_Goal of the exercise:_
From the listing below, pull each line that includes "legend".

_Dataset records on visual material:_
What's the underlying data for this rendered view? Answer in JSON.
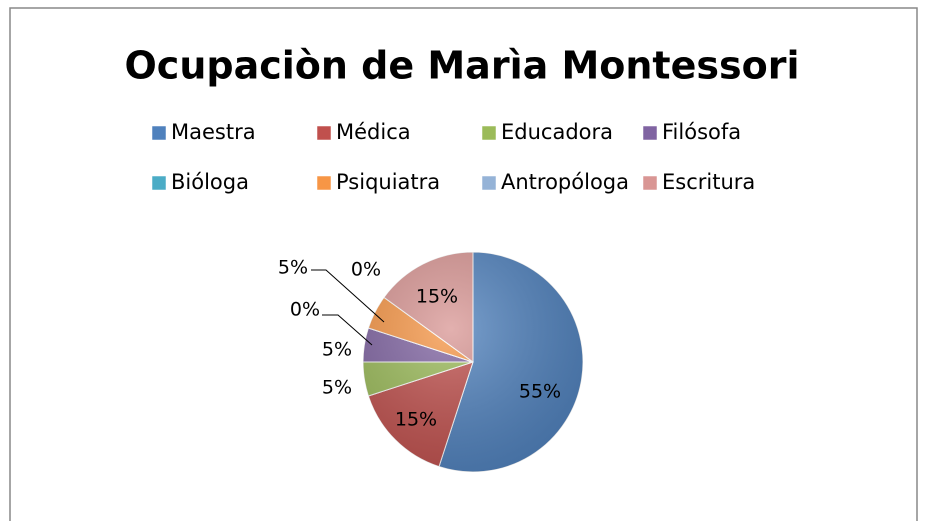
{
  "chart_data": {
    "type": "pie",
    "title": "Ocupaciòn de Marìa Montessori",
    "categories": [
      "Maestra",
      "Médica",
      "Educadora",
      "Filósofa",
      "Bióloga",
      "Psiquiatra",
      "Antropóloga",
      "Escritura"
    ],
    "values": [
      55,
      15,
      5,
      5,
      0,
      5,
      0,
      15
    ],
    "value_labels": [
      "55%",
      "15%",
      "5%",
      "5%",
      "0%",
      "5%",
      "0%",
      "15%"
    ],
    "colors": [
      "#4f81bd",
      "#c0504d",
      "#9bbb59",
      "#8064a2",
      "#4bacc6",
      "#f79646",
      "#95b3d7",
      "#d99694"
    ],
    "legend": "top"
  }
}
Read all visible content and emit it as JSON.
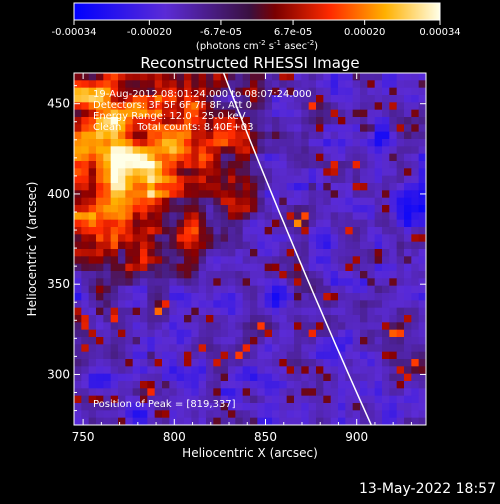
{
  "colorbar": {
    "ticks": [
      "-0.00034",
      "-0.00020",
      "-6.7e-05",
      "6.7e-05",
      "0.00020",
      "0.00034"
    ],
    "units_main": "(photons cm",
    "units_sup1": "-2",
    "units_mid": " s",
    "units_sup2": "-1",
    "units_mid2": " asec",
    "units_sup3": "-2",
    "units_end": ")",
    "vmin": -0.00034,
    "vmax": 0.00034
  },
  "chart_data": {
    "type": "heatmap",
    "title": "Reconstructed RHESSI Image",
    "xlabel": "Heliocentric X (arcsec)",
    "ylabel": "Heliocentric Y (arcsec)",
    "xlim": [
      745,
      938
    ],
    "ylim": [
      272,
      467
    ],
    "xticks": [
      "750",
      "800",
      "850",
      "900"
    ],
    "yticks": [
      "300",
      "350",
      "400",
      "450"
    ],
    "xtick_values": [
      750,
      800,
      850,
      900
    ],
    "ytick_values": [
      300,
      350,
      400,
      450
    ],
    "colormap": "blue-purple-red-yellow-white",
    "limb_curve": true,
    "peak_position": [
      819,
      337
    ],
    "info_lines": [
      "19-Aug-2012 08:01:24.000 to 08:07:24.000",
      "Detectors: 3F 5F 6F 7F 8F, Att 0",
      "Energy Range: 12.0 - 25.0 keV",
      "Clean     Total counts: 8.40E+03"
    ],
    "peak_label": "Position of Peak = [819,337]"
  },
  "footer": {
    "date": "13-May-2022 18:57"
  }
}
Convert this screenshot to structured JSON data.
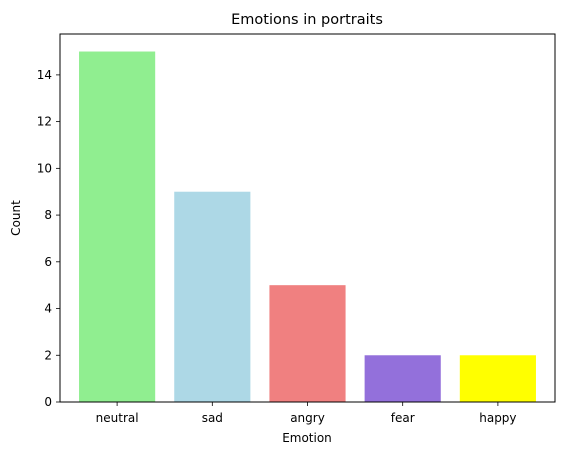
{
  "chart_data": {
    "type": "bar",
    "title": "Emotions in portraits",
    "xlabel": "Emotion",
    "ylabel": "Count",
    "categories": [
      "neutral",
      "sad",
      "angry",
      "fear",
      "happy"
    ],
    "values": [
      15,
      9,
      5,
      2,
      2
    ],
    "colors": [
      "#90ee90",
      "#add8e6",
      "#f08080",
      "#9370db",
      "#ffff00"
    ],
    "ylim": [
      0,
      15.75
    ],
    "yticks": [
      0,
      2,
      4,
      6,
      8,
      10,
      12,
      14
    ],
    "grid": false,
    "legend": "none"
  }
}
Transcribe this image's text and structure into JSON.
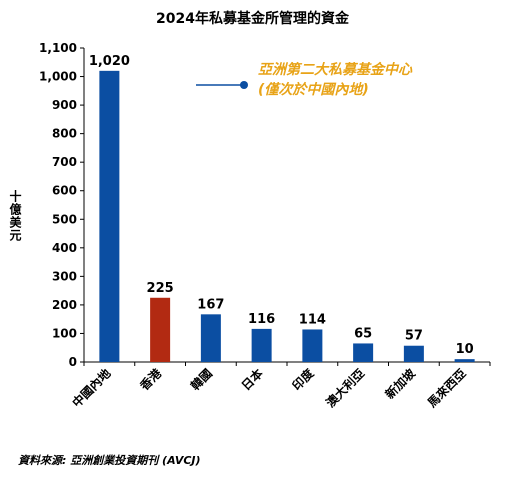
{
  "chart_data": {
    "type": "bar",
    "title": "2024年私募基金所管理的資金",
    "ylabel": "十億美元",
    "xlabel": "",
    "ylim": [
      0,
      1100
    ],
    "yticks": [
      0,
      100,
      200,
      300,
      400,
      500,
      600,
      700,
      800,
      900,
      1000,
      1100
    ],
    "ytick_labels": [
      "0",
      "100",
      "200",
      "300",
      "400",
      "500",
      "600",
      "700",
      "800",
      "900",
      "1,000",
      "1,100"
    ],
    "categories": [
      "中國內地",
      "香港",
      "韓國",
      "日本",
      "印度",
      "澳大利亞",
      "新加坡",
      "馬來西亞"
    ],
    "values": [
      1020,
      225,
      167,
      116,
      114,
      65,
      57,
      10
    ],
    "value_labels": [
      "1,020",
      "225",
      "167",
      "116",
      "114",
      "65",
      "57",
      "10"
    ],
    "bar_colors": [
      "#0B4EA2",
      "#B22A12",
      "#0B4EA2",
      "#0B4EA2",
      "#0B4EA2",
      "#0B4EA2",
      "#0B4EA2",
      "#0B4EA2"
    ],
    "grid": false,
    "annotation": {
      "line1": "亞洲第二大私募基金中心",
      "line2": "(僅次於中國內地)",
      "color": "#E8A317",
      "marker_color": "#0B4EA2"
    },
    "source": "資料來源: 亞洲創業投資期刊 (AVCJ)"
  }
}
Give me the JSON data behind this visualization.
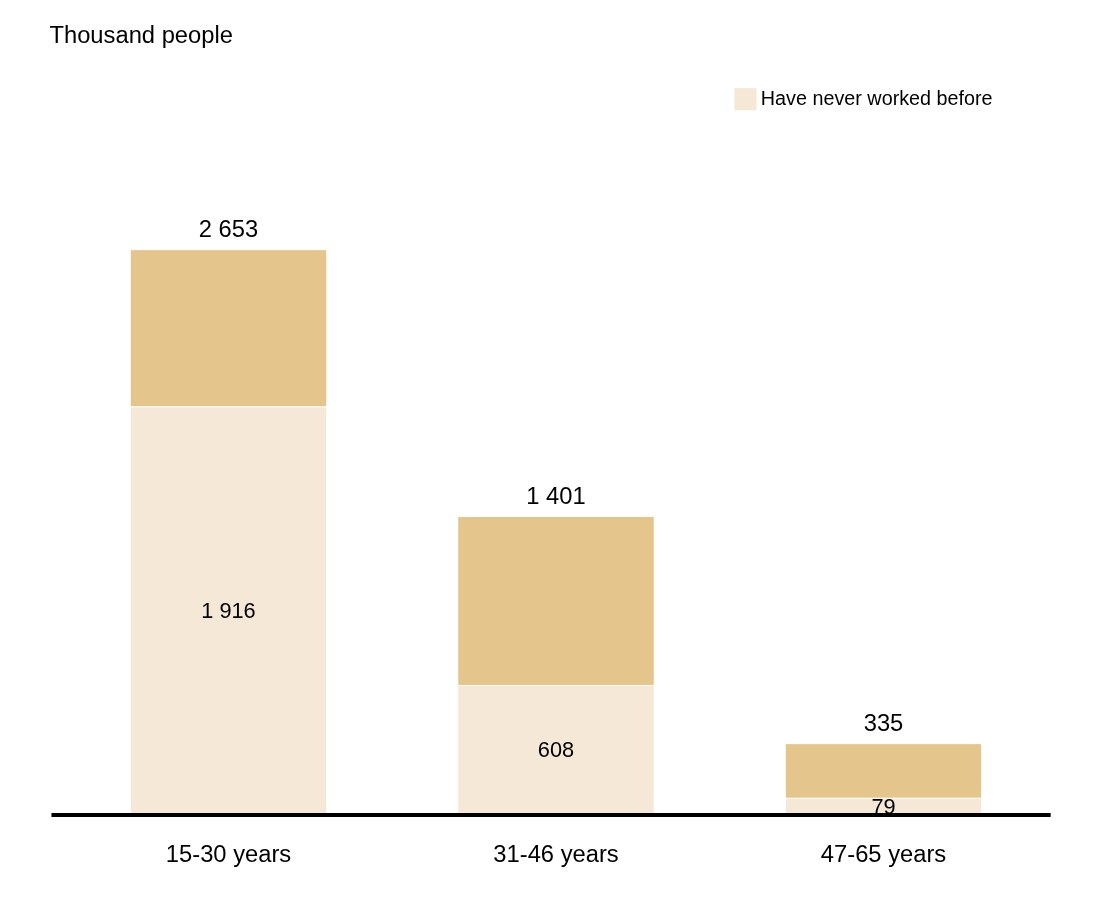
{
  "chart_data": {
    "type": "bar",
    "title": "Thousand people",
    "categories": [
      "15-30 years",
      "31-46 years",
      "47-65 years"
    ],
    "stacked": true,
    "series": [
      {
        "name": "Have never worked before",
        "color": "#f5e8d6",
        "values": [
          1916,
          608,
          79
        ],
        "value_labels": [
          "1 916",
          "608",
          "79"
        ]
      },
      {
        "color": "#e4c68c",
        "values": [
          737,
          793,
          256
        ]
      }
    ],
    "totals": [
      "2 653",
      "1 401",
      "335"
    ],
    "legend": "top right",
    "grid": false
  }
}
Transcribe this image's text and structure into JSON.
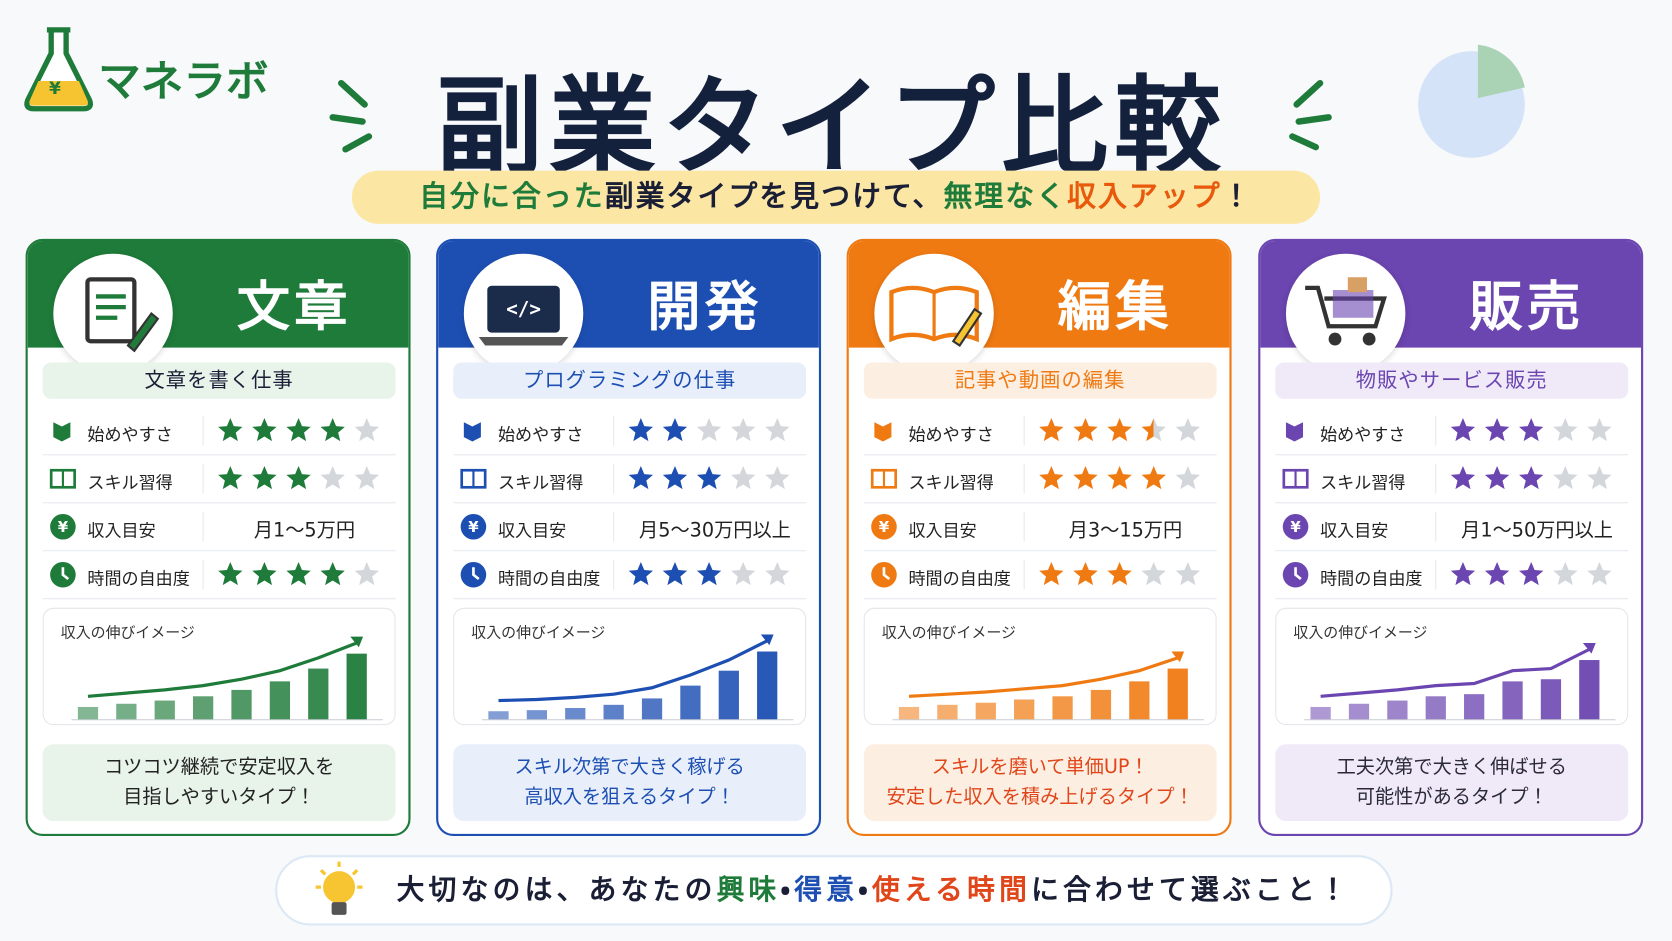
{
  "header": {
    "logo_text": "マネラボ",
    "logo_symbol": "¥",
    "title": "副業タイプ比較",
    "subtitle": [
      {
        "text": "自分に合った",
        "color": "#1e7b3a"
      },
      {
        "text": "副業タイプを見つけて、",
        "color": "#1a1f36"
      },
      {
        "text": "無理なく",
        "color": "#1e7b3a"
      },
      {
        "text": "収入アップ",
        "color": "#e8590c"
      },
      {
        "text": "！",
        "color": "#1a1f36"
      }
    ]
  },
  "rating_scale": 5,
  "cards": [
    {
      "title": "文章",
      "subtitle": "文章を書く仕事",
      "color": "#1e7b3a",
      "light": "#e8f3ea",
      "msg_color": "#222222",
      "rows": [
        {
          "label": "始めやすさ",
          "rating": 4
        },
        {
          "label": "スキル習得",
          "rating": 3
        },
        {
          "label": "収入目安",
          "text": "月1～5万円"
        },
        {
          "label": "時間の自由度",
          "rating": 4
        }
      ],
      "chart_label": "収入の伸びイメージ",
      "growth": [
        12,
        15,
        18,
        22,
        28,
        36,
        48,
        62
      ],
      "message": [
        "コツコツ継続で安定収入を",
        "目指しやすいタイプ！"
      ]
    },
    {
      "title": "開発",
      "subtitle": "プログラミングの仕事",
      "color": "#1d4fb3",
      "light": "#e8effb",
      "msg_color": "#1d4fb3",
      "rows": [
        {
          "label": "始めやすさ",
          "rating": 2
        },
        {
          "label": "スキル習得",
          "rating": 3
        },
        {
          "label": "収入目安",
          "text": "月5～30万円以上"
        },
        {
          "label": "時間の自由度",
          "rating": 3
        }
      ],
      "chart_label": "収入の伸びイメージ",
      "growth": [
        8,
        9,
        11,
        14,
        20,
        32,
        46,
        64
      ],
      "message": [
        "スキル次第で大きく稼げる",
        "高収入を狙えるタイプ！"
      ]
    },
    {
      "title": "編集",
      "subtitle": "記事や動画の編集",
      "color": "#f07a12",
      "light": "#fdeee2",
      "msg_color": "#e0461a",
      "rows": [
        {
          "label": "始めやすさ",
          "rating": 3.5
        },
        {
          "label": "スキル習得",
          "rating": 4
        },
        {
          "label": "収入目安",
          "text": "月3～15万円"
        },
        {
          "label": "時間の自由度",
          "rating": 3
        }
      ],
      "chart_label": "収入の伸びイメージ",
      "growth": [
        12,
        14,
        16,
        19,
        22,
        28,
        36,
        48
      ],
      "message": [
        "スキルを磨いて単価UP！",
        "安定した収入を積み上げるタイプ！"
      ]
    },
    {
      "title": "販売",
      "subtitle": "物販やサービス販売",
      "color": "#6b45b0",
      "light": "#efe9f8",
      "msg_color": "#2a2a3a",
      "rows": [
        {
          "label": "始めやすさ",
          "rating": 3
        },
        {
          "label": "スキル習得",
          "rating": 3
        },
        {
          "label": "収入目安",
          "text": "月1～50万円以上"
        },
        {
          "label": "時間の自由度",
          "rating": 3
        }
      ],
      "chart_label": "収入の伸びイメージ",
      "growth": [
        12,
        15,
        18,
        22,
        24,
        36,
        38,
        56
      ],
      "message": [
        "工夫次第で大きく伸ばせる",
        "可能性があるタイプ！"
      ]
    }
  ],
  "footer": [
    {
      "text": "大切なのは、あなたの",
      "color": "#1a1f36"
    },
    {
      "text": "興味",
      "color": "#1e7b3a"
    },
    {
      "text": "・",
      "color": "#1a1f36"
    },
    {
      "text": "得意",
      "color": "#1d4fb3"
    },
    {
      "text": "・",
      "color": "#1a1f36"
    },
    {
      "text": "使える時間",
      "color": "#e0461a"
    },
    {
      "text": "に合わせて選ぶこと！",
      "color": "#1a1f36"
    }
  ]
}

_Solution below:_
    "legend": "top"
    "legend": "none"
    "legend": "top right",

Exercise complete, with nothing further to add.